• _To do_:
Copy every line from the records below that holds the word "name".
####################
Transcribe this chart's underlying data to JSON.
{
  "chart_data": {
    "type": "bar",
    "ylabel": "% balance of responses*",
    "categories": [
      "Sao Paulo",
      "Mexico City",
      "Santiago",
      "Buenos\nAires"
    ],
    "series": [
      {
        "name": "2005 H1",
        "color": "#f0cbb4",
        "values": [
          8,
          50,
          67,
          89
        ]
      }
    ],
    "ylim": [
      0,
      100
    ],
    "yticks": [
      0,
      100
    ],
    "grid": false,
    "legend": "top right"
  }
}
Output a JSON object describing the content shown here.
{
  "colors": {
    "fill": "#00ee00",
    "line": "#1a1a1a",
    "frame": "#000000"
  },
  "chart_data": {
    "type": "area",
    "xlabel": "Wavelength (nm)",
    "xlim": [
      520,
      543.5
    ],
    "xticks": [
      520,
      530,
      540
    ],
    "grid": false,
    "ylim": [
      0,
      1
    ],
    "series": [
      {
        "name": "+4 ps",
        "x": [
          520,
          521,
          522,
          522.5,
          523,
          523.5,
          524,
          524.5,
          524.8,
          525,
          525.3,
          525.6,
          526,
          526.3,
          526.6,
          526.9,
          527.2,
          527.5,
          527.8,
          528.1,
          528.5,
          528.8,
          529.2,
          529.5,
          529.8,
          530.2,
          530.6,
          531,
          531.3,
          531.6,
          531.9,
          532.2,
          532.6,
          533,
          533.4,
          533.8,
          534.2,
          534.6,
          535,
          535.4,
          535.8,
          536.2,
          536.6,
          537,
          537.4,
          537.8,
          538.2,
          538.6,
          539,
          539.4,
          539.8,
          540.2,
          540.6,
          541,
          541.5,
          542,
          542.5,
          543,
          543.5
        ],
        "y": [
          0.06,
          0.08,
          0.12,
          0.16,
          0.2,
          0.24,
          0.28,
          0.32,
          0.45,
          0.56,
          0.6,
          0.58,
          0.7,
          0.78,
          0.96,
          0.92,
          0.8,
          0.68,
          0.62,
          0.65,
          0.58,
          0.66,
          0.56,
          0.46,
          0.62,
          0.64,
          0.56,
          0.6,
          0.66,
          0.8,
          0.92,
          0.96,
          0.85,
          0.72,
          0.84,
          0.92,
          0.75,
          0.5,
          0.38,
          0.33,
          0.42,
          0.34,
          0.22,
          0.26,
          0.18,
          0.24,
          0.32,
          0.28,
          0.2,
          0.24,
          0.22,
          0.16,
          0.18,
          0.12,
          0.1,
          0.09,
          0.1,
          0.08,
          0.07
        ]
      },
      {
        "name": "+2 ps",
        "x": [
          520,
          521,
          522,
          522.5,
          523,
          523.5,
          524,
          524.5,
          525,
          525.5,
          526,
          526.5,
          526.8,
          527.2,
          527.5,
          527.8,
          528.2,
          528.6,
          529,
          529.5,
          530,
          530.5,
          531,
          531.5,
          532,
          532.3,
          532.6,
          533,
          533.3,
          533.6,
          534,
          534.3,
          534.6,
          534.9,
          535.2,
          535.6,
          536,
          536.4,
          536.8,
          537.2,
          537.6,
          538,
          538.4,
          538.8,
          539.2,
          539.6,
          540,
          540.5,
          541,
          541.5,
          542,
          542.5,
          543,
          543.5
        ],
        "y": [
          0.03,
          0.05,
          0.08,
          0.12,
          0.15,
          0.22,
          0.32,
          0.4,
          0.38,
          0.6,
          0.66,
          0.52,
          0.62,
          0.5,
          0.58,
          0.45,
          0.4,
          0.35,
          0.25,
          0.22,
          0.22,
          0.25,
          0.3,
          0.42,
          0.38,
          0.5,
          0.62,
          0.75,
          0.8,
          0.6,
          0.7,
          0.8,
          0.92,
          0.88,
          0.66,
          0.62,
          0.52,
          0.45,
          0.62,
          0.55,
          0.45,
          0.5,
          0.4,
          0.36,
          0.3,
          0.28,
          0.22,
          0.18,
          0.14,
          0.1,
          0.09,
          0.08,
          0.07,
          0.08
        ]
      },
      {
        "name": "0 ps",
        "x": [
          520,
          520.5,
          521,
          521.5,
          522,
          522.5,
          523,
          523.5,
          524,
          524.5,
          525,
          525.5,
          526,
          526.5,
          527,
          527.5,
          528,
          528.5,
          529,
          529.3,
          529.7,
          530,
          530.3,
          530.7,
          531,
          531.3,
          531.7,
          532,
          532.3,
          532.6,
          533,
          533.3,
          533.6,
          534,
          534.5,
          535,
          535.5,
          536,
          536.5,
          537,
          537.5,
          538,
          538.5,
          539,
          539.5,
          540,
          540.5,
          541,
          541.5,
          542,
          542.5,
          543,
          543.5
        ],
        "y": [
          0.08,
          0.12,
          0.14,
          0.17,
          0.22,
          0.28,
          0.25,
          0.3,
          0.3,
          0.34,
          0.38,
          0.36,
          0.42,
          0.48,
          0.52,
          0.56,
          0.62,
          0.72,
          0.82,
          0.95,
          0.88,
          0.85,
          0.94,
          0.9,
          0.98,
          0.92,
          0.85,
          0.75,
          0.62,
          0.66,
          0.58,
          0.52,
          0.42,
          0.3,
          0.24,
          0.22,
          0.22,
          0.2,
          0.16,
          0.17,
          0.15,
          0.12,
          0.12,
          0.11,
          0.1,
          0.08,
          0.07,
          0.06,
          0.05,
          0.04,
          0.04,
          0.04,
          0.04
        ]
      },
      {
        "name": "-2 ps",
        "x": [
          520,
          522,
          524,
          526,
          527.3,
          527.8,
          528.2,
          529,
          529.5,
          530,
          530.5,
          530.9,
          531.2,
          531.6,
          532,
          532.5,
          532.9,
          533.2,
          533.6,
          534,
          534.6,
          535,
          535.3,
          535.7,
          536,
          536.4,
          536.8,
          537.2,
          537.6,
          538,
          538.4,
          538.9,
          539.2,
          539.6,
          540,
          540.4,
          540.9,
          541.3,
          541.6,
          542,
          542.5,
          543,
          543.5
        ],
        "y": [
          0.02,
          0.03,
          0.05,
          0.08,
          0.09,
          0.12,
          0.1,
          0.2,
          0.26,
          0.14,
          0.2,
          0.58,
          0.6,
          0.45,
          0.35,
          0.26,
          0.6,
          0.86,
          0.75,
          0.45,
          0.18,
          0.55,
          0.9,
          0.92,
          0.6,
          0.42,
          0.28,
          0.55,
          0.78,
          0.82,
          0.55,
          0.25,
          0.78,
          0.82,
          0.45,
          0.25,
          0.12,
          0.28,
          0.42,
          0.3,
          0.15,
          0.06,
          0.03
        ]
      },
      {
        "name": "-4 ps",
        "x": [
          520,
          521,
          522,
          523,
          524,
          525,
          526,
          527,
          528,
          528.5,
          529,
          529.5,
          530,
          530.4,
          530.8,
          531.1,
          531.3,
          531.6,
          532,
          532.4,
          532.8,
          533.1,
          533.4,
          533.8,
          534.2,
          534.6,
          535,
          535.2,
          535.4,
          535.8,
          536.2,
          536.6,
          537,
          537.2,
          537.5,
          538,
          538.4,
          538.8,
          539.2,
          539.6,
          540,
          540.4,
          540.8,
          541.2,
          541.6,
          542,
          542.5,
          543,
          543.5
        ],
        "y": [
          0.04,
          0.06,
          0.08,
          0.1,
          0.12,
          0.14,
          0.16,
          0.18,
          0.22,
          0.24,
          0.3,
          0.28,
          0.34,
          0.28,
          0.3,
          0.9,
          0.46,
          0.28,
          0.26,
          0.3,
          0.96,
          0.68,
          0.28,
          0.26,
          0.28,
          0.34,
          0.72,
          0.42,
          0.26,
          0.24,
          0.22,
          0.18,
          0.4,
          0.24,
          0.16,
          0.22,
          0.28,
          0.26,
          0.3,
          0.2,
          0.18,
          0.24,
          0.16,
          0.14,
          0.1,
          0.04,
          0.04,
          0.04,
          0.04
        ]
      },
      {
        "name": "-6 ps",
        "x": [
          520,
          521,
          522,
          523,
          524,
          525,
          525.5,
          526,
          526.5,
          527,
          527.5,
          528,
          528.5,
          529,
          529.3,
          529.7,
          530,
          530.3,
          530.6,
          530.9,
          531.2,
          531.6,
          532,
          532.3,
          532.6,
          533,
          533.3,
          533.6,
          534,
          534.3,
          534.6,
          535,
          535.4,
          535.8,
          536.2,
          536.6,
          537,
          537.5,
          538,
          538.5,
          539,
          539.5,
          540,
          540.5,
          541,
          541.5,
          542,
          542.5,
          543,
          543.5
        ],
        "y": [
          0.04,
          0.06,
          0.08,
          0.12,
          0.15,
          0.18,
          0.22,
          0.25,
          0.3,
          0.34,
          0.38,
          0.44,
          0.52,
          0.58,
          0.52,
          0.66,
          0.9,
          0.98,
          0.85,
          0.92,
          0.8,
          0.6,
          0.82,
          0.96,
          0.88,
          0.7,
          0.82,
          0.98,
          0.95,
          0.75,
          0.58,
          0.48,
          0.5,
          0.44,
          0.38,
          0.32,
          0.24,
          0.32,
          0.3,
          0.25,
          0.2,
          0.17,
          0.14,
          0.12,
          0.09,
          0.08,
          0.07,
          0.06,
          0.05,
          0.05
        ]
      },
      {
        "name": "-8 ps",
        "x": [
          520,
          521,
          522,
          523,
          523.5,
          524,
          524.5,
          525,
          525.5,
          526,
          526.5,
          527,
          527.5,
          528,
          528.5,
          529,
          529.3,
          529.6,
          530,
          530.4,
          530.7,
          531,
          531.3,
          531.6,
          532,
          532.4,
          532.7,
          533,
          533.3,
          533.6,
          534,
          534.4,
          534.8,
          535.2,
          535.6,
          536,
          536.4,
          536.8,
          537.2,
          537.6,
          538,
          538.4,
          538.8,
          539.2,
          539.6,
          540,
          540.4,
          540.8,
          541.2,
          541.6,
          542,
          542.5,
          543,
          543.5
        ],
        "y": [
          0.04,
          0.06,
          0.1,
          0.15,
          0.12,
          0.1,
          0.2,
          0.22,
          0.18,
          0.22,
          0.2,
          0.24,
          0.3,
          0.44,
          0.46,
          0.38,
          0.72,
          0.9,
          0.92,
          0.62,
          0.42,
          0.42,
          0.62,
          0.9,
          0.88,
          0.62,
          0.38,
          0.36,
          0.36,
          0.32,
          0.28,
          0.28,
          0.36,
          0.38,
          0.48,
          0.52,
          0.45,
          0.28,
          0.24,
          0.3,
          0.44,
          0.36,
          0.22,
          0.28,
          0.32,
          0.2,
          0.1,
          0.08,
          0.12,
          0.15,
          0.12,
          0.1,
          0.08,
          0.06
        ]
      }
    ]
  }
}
####################
• _Solved exercise_:
        "name": "2005 H1",
        "name": "+4 ps",
        "name": "+2 ps",
        "name": "0 ps",
        "name": "-2 ps",
        "name": "-4 ps",
        "name": "-6 ps",
        "name": "-8 ps",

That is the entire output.